Our Ahsoka recap of episodes 1 and 2 goes over the return of Star Wars villain Thrawn, and covers whether the new Disney Plus show is strong with the Force.

Star Wars Ahsoka recap episodes 1 and 2

How excited do you think Dave Filoni was to get an opening crawl on Ahsoka? Almost as much as I was to see the words “Grand Admiral Thrawn”, I imagine. The first two episodes of the Star Wars show include all sorts of familiarities within the franchise, but tinkered with to suit the story at hand, like Ahsoka Tano herself has done with the Force.

Two interlocking mysteries lay at the heart of the Star Wars series – Thrawn’s return, and the whereabouts of Ezra Bridger. If you haven’t seen Rebels, the animated series that ran from 2014 to 2018, those names mightn’t mean a whole lot right now, but Ahsoka does well to establish some connection.

The Disney Plus show does this by relying on the legend of Thrawn and the memory of Ezra. Two mysterious Sith are trying to find the Grand Admiral, competing against Ahsoka, who’s hoping to figure out where Ezra went at the end of Rebels. He sacrificed himself to drag Thrawn into hyperspace, some years before the Rebel Alliance would topple the Empire entirely.

□ □ □ □

» EXERCISE TASK A:
Locate every line in the entries that contains the word "portion" and copy each of those lines.
The Ahsoka recap and the entries that come after it are unrelated to each other.

» DATA EXCERPTS:
□ □ □ □

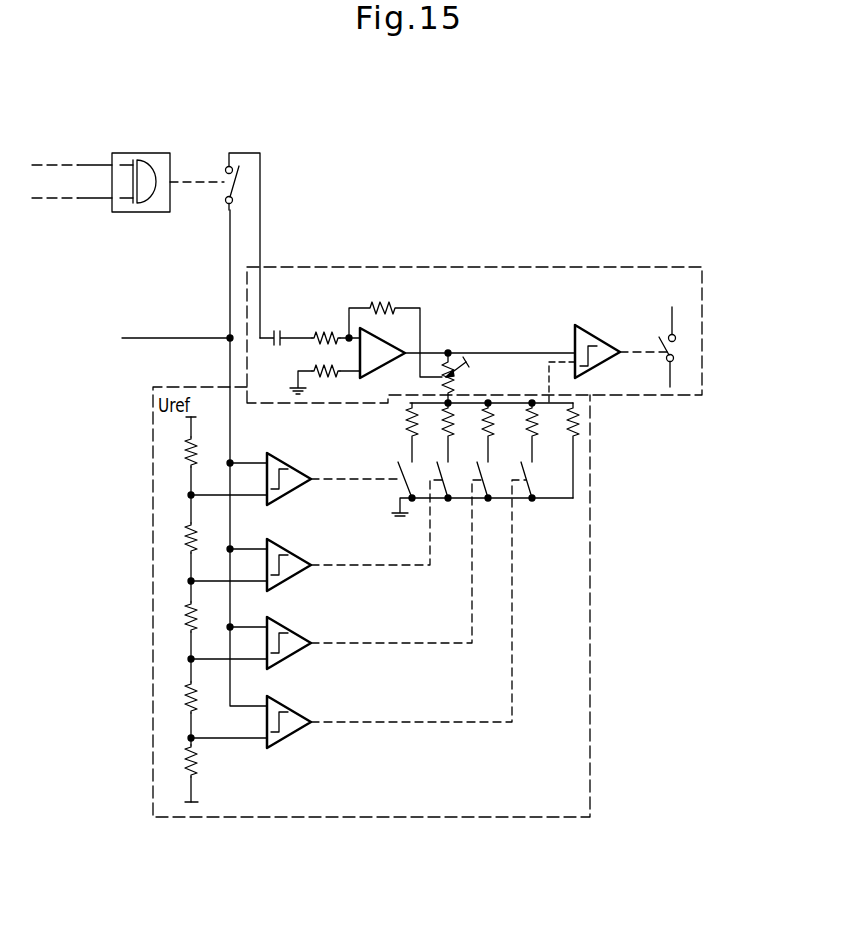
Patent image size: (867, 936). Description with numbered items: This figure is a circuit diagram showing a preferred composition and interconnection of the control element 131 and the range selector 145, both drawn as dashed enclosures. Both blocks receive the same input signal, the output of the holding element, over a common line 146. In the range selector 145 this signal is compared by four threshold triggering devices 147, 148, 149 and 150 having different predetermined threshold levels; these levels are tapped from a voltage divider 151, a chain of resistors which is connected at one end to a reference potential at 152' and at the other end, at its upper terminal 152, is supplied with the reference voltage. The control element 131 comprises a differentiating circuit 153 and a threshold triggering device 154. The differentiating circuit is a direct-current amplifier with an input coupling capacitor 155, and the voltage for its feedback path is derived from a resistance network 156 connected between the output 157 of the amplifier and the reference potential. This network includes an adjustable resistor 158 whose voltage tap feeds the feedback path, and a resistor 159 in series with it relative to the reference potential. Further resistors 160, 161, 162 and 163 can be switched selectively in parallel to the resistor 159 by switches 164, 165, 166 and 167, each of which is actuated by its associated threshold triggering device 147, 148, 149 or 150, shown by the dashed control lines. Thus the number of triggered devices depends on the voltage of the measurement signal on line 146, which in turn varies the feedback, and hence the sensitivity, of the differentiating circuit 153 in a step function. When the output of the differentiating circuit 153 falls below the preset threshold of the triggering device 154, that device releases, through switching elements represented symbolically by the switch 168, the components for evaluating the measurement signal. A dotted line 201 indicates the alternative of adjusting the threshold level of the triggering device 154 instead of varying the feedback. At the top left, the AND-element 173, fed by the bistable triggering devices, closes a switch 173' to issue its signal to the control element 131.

□ □ □ □

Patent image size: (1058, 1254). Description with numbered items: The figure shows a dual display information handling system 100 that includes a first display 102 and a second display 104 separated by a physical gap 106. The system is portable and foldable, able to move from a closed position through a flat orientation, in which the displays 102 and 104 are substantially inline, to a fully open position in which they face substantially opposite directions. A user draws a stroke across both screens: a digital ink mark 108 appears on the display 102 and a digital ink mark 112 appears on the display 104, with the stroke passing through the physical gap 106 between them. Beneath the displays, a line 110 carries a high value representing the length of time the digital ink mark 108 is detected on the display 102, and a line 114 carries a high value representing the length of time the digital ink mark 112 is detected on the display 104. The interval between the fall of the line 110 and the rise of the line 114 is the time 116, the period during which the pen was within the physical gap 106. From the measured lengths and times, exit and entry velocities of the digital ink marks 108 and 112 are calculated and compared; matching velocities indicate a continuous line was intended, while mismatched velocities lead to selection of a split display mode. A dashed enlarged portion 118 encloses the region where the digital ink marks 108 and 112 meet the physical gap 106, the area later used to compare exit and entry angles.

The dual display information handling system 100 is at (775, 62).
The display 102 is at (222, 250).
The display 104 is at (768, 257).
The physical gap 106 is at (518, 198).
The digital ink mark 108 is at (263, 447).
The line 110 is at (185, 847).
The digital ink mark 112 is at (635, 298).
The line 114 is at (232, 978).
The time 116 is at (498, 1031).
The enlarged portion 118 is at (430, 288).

□ □ □ □

» EXERCISE TASK B:
Reproduce the Ahsoka recap word for word, covering everything from "Our Ahsoka recap" down to "strong with the Force.".

» OUTPUT A:
Patent image size: (1058, 1254). Description with numbered items: The figure shows a dual display information handling system 100 that includes a first display 102 and a second display 104 separated by a physical gap 106. The system is portable and foldable, able to move from a closed position through a flat orientation, in which the displays 102 and 104 are substantially inline, to a fully open position in which they face substantially opposite directions. A user draws a stroke across both screens: a digital ink mark 108 appears on the display 102 and a digital ink mark 112 appears on the display 104, with the stroke passing through the physical gap 106 between them. Beneath the displays, a line 110 carries a high value representing the length of time the digital ink mark 108 is detected on the display 102, and a line 114 carries a high value representing the length of time the digital ink mark 112 is detected on the display 104. The interval between the fall of the line 110 and the rise of the line 114 is the time 116, the period during which the pen was within the physical gap 106. From the measured lengths and times, exit and entry velocities of the digital ink marks 108 and 112 are calculated and compared; matching velocities indicate a continuous line was intended, while mismatched velocities lead to selection of a split display mode. A dashed enlarged portion 118 encloses the region where the digital ink marks 108 and 112 meet the physical gap 106, the area later used to compare exit and entry angles.
The enlarged portion 118 is at (430, 288).

» OUTPUT B:
Our Ahsoka recap of episodes 1 and 2 goes over the return of Star Wars villain Thrawn, and covers whether the new Disney Plus show is strong with the Force.